• [Instruction]
Only lines holding the word "Edge" should be copied from the material.

• [Dataset records]
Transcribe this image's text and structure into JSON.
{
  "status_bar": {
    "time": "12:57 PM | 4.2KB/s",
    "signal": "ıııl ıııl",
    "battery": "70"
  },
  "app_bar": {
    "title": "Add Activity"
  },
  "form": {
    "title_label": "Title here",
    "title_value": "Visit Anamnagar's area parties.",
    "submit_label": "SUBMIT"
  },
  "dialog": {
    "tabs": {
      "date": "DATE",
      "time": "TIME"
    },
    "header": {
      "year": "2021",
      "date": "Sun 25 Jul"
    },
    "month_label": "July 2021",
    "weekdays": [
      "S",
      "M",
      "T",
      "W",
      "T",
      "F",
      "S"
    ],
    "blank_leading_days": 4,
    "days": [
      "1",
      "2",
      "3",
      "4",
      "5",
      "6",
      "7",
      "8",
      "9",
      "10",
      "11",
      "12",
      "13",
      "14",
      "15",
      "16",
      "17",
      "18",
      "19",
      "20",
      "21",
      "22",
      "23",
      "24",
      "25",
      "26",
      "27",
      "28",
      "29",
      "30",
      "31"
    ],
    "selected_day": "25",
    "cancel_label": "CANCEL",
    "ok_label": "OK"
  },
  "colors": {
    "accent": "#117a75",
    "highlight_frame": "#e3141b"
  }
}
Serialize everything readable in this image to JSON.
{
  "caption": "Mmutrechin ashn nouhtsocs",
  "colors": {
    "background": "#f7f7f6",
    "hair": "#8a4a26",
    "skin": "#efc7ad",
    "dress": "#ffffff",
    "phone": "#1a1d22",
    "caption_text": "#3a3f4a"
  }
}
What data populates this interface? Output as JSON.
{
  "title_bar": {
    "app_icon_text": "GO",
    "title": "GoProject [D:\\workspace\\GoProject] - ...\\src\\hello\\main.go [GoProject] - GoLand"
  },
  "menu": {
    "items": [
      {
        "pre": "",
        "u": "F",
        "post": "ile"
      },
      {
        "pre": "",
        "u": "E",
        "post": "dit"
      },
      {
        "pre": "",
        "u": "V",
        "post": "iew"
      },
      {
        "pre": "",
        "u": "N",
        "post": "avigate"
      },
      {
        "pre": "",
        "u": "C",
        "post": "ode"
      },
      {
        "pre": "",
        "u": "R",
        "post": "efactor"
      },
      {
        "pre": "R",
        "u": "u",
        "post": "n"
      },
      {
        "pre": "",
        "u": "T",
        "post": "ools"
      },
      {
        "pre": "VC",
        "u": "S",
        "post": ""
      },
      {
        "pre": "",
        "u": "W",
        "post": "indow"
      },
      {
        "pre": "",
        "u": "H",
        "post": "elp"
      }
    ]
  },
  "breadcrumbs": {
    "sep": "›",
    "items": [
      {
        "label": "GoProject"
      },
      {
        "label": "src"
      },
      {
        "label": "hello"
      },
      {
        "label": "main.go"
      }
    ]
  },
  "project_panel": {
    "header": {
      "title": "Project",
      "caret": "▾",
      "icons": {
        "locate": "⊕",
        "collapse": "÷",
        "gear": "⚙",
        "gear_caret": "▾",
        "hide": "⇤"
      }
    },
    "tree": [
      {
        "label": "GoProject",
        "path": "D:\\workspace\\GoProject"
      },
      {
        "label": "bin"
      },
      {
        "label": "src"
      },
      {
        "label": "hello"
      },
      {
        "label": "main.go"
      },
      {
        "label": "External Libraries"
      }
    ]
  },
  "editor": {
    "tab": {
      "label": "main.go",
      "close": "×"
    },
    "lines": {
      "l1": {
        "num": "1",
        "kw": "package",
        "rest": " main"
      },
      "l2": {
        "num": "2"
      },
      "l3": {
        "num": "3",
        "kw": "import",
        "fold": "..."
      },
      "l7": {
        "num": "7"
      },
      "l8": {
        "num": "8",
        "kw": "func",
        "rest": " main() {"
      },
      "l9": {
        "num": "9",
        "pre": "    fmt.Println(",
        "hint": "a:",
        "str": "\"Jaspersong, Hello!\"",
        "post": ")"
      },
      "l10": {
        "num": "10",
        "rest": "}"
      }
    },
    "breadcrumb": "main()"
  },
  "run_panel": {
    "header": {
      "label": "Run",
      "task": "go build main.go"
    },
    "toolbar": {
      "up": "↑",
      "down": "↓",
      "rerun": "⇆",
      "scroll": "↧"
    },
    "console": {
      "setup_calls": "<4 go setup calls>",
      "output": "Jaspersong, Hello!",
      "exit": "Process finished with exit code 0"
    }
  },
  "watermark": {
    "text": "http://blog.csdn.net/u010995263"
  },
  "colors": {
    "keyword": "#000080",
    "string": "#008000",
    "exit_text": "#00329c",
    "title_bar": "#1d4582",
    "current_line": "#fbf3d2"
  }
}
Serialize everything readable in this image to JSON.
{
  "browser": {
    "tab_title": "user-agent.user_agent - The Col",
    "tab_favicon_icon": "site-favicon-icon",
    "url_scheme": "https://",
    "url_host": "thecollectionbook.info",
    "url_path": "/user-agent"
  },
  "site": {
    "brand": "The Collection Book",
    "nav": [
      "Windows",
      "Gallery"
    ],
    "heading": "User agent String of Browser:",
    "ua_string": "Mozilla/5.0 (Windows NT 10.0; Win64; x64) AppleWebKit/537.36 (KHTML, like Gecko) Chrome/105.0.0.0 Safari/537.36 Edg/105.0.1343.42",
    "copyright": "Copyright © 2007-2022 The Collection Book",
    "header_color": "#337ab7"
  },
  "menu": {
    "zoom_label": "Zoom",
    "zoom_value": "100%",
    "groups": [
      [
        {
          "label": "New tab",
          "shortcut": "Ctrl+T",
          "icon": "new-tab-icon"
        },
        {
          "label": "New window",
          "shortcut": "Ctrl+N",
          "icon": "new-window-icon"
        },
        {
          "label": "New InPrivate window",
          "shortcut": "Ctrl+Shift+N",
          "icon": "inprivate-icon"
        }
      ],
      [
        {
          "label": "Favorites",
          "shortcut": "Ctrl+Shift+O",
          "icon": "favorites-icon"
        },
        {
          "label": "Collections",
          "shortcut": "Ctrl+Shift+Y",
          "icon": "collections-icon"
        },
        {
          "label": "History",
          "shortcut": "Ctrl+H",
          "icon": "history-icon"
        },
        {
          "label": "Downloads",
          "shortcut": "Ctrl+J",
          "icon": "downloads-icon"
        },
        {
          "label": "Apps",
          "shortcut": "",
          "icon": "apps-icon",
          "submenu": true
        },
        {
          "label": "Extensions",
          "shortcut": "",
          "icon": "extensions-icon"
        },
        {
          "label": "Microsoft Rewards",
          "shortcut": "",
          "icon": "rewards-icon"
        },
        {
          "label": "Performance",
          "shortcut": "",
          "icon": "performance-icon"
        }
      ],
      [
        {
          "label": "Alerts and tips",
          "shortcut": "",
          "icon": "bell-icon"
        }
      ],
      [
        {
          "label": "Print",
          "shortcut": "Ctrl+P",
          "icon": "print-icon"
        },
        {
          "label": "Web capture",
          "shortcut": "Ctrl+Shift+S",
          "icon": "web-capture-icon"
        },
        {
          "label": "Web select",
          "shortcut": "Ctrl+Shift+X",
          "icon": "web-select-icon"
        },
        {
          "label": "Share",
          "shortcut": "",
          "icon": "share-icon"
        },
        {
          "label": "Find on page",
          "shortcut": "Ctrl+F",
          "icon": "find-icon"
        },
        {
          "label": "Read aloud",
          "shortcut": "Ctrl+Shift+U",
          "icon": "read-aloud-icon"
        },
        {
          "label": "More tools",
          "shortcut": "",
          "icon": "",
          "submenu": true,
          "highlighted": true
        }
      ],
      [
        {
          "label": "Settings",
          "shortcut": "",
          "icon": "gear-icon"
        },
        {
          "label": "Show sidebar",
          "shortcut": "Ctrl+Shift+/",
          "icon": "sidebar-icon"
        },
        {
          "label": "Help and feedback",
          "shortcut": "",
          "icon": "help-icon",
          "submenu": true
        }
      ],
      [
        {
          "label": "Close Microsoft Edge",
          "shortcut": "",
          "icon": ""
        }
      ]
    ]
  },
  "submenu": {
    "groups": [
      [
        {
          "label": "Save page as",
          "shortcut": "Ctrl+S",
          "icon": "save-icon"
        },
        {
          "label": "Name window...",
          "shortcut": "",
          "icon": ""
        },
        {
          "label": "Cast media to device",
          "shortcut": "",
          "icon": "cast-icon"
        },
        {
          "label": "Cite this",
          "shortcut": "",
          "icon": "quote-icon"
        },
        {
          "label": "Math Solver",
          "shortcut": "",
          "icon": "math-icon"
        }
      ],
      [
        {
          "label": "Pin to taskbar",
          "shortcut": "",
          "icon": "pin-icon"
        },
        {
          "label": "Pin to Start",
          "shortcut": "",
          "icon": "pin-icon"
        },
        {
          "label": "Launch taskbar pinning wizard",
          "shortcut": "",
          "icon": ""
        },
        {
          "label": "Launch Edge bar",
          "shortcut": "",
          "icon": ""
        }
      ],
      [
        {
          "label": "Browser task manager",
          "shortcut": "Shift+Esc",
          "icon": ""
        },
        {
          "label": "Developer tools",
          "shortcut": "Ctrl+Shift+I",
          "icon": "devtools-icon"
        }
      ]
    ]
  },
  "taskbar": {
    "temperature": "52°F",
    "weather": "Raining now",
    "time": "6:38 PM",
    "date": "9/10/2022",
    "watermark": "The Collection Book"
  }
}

• [Result below]
          "label": "Close Microsoft Edge",
          "label": "Launch Edge bar",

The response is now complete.